Rewrite the passage of the LBD text starting at "FDA-APPROVED Pimavanserin is" and ending at "people with LBD.", changing "HARMONY trial" to "HARMONY study".
[[ Exercise text open ]]
The most important concept in this guide: LBD is not Alzheimer’s disease. It requires different medications, different management strategies, and carries specific dangers (especially from antipsychotics) that do not apply to Alzheimer’s. Getting the correct diagnosis is the single most important step, because it changes everything about how the disease is managed.

Key Developments in LBD

While there is no cure for LBD, the understanding and management of the disease has improved significantly in recent years. Here are the most important developments:

AVAILABLE The alpha-synuclein seed amplification assay (SAA) can detect misfolded alpha-synuclein in cerebrospinal fluid (CSF) with very high accuracy (sensitivity >90%, specificity >95% for synucleinopathies). This test, which requires a lumbar puncture, can confirm that a person has a Lewy body disorder — distinguishing LBD from Alzheimer’s disease with unprecedented reliability. The SAA has moved from research to clinical availability at select academic centers and is transforming early and accurate diagnosis of LBD.

FDA-APPROVED Pimavanserin is a selective serotonin inverse agonist (5-HT2A) that was FDA-approved in 2016 for hallucinations and delusions associated with Parkinson’s disease psychosis. Unlike traditional antipsychotics, it does not block dopamine receptors and therefore does not worsen parkinsonism. It is increasingly used off-label for DLB psychosis. The HARMONY trial demonstrated that pimavanserin reduced psychosis relapse in neurodegenerative conditions broadly. It represents the safest available antipsychotic option for people with LBD.

FDA-APPROVED Rivastigmine (Exelon) is the cholinesterase inhibitor with the most evidence in LBD. It is FDA-approved for mild-to-moderate Parkinson’s disease dementia (PDD) and widely used off-label for DLB. Clinical trials have shown it improves cognitive function, reduces apathy and hallucinations, and may slow functional decline. The transdermal patch formulation improves tolerability compared to oral dosing. LBD patients often respond more robustly to cholinesterase inhibitors than Alzheimer’s patients because cholinergic deficits are more profound in LBD.

GUIDELINE The 2017 Fourth Consensus Report updated the diagnostic criteria for DLB, adding REM sleep behavior disorder as a core clinical feature (previously it was suggestive only) and incorporating new biomarkers including DaT-SPECT imaging and polysomnography-confirmed RBD. These updated criteria have improved diagnostic accuracy and earlier identification of DLB.
[[ Exercise text closed ]]
[[ Recorded data open ]]
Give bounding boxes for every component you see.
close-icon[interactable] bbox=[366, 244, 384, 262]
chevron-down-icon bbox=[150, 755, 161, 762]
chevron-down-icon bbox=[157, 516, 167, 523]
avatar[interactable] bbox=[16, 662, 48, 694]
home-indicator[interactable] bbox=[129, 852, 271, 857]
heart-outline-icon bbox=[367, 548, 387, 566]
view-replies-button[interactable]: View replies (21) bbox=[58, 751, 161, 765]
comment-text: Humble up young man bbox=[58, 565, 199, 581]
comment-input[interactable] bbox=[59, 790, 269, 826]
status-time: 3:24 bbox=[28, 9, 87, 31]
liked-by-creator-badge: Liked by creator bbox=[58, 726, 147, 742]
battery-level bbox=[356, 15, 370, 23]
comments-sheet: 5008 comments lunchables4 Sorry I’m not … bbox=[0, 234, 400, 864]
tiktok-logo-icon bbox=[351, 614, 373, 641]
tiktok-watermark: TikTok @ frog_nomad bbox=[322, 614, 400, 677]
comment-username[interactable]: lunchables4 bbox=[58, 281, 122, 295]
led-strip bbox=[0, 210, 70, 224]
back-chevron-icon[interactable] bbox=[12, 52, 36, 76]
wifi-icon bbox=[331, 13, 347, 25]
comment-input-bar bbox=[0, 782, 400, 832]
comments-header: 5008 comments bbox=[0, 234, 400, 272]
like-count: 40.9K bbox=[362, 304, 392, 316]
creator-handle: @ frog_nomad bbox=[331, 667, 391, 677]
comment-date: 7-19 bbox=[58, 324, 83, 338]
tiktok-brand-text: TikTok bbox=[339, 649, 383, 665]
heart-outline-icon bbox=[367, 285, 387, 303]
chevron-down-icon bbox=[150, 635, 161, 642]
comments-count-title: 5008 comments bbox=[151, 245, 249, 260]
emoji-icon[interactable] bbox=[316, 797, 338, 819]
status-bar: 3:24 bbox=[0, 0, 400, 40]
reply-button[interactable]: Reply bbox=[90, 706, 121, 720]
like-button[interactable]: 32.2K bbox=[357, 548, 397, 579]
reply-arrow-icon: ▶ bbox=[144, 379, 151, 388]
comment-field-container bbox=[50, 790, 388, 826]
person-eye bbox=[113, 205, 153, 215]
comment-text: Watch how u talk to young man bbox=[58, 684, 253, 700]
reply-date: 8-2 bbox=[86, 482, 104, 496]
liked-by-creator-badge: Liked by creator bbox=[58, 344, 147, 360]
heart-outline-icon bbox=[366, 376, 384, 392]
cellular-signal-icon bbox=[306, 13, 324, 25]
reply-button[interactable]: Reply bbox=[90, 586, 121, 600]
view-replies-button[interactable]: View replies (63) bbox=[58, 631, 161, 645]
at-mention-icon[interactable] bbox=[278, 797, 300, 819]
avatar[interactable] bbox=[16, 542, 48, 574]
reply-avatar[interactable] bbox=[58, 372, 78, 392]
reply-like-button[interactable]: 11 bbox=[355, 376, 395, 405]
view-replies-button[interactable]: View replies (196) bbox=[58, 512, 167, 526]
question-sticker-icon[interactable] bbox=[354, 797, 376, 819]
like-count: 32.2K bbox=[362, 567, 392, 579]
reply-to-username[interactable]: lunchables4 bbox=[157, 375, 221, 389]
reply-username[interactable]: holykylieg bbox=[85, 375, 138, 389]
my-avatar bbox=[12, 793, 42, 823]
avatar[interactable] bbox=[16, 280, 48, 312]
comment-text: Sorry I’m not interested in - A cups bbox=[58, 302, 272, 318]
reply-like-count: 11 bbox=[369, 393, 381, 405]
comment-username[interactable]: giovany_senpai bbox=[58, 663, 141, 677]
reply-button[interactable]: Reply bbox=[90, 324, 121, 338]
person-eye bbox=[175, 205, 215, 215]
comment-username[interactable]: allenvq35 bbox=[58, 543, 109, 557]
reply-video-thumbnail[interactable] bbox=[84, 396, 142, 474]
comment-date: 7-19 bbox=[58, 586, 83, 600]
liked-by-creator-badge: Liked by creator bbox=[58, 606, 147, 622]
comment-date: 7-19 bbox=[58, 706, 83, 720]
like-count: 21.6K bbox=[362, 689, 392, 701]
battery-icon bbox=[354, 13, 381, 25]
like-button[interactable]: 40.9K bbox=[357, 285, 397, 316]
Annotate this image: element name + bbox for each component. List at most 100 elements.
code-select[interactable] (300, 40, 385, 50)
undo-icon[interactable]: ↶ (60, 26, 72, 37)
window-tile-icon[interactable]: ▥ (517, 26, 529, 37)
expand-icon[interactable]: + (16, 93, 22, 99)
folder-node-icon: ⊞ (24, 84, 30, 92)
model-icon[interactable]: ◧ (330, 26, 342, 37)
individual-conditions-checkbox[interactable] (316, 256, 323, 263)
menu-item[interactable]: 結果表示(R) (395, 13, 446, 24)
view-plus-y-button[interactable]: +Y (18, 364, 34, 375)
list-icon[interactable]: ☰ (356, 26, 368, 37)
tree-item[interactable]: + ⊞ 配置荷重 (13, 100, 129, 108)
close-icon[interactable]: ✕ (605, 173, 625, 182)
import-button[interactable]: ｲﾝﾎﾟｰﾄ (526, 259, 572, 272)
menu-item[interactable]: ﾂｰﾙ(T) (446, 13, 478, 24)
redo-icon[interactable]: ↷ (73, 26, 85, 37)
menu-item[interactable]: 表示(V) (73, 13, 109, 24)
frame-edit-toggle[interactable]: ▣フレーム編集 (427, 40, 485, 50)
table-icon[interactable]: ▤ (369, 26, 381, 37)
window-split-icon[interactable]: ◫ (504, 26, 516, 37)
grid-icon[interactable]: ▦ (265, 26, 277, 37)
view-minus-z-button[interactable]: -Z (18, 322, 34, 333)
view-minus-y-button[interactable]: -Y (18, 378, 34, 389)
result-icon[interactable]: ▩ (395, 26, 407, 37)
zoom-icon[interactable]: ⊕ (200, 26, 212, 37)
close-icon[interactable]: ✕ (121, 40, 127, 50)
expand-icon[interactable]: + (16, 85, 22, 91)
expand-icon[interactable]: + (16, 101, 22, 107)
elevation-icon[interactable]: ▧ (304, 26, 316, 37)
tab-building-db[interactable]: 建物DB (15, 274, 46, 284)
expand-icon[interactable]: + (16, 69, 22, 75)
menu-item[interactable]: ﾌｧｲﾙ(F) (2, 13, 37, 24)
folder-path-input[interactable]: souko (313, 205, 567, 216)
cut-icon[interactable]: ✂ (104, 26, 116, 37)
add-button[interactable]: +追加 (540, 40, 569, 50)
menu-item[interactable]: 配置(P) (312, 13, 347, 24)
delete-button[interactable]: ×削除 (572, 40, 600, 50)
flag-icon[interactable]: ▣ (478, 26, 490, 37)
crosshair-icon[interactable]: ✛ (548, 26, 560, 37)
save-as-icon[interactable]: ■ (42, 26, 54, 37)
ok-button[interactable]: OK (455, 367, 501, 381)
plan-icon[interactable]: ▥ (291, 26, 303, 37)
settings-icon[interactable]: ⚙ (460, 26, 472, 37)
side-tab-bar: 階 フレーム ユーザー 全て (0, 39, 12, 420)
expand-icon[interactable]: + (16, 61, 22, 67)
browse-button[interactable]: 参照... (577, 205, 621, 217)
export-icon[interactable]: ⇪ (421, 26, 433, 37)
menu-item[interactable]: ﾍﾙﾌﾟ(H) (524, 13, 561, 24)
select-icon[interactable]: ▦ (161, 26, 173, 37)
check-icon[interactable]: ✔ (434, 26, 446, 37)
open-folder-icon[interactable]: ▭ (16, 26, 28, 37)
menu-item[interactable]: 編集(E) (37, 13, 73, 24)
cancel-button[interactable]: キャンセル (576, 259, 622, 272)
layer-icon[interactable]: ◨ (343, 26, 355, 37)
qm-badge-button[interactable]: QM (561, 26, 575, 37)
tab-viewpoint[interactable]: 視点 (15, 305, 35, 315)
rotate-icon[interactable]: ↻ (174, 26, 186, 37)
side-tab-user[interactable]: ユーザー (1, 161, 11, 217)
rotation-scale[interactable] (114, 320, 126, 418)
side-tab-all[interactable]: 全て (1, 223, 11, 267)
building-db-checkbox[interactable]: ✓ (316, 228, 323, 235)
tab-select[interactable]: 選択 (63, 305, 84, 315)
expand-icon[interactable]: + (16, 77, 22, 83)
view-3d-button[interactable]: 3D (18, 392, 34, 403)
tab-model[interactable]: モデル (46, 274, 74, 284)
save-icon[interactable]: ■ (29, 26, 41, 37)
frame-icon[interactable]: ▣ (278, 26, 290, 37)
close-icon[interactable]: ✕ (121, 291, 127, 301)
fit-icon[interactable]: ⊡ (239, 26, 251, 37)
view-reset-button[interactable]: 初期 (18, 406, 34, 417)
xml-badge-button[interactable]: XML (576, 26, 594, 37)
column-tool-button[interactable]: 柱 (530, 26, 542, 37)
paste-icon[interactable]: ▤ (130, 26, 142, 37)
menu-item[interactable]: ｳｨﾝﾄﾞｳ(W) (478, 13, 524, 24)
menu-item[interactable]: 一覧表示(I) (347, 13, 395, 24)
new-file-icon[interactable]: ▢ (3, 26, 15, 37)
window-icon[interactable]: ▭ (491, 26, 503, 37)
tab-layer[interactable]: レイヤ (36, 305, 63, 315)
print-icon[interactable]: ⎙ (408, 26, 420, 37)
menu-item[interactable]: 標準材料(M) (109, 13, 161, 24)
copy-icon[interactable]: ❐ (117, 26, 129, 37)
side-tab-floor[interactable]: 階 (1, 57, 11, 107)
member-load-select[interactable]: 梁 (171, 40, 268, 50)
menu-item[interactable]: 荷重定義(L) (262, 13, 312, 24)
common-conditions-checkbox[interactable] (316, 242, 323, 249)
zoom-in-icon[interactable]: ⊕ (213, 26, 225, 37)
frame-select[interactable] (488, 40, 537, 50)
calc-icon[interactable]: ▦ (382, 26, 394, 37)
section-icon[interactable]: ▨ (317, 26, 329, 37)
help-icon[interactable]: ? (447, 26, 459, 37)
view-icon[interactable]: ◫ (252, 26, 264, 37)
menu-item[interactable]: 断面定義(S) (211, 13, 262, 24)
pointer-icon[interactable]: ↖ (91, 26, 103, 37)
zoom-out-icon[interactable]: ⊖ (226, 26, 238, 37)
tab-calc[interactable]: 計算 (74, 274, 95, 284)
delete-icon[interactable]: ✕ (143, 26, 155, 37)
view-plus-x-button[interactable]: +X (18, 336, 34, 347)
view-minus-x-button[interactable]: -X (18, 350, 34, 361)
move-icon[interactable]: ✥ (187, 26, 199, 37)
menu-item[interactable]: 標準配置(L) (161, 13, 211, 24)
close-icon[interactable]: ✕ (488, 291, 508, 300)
[[ Recorded data closed ]]
Task response:
FDA-APPROVED Pimavanserin is a selective serotonin inverse agonist (5-HT2A) that was FDA-approved in 2016 for hallucinations and delusions associated with Parkinson’s disease psychosis. Unlike traditional antipsychotics, it does not block dopamine receptors and therefore does not worsen parkinsonism. It is increasingly used off-label for DLB psychosis. The HARMONY study demonstrated that pimavanserin reduced psychosis relapse in neurodegenerative conditions broadly. It represents the safest available antipsychotic option for people with LBD.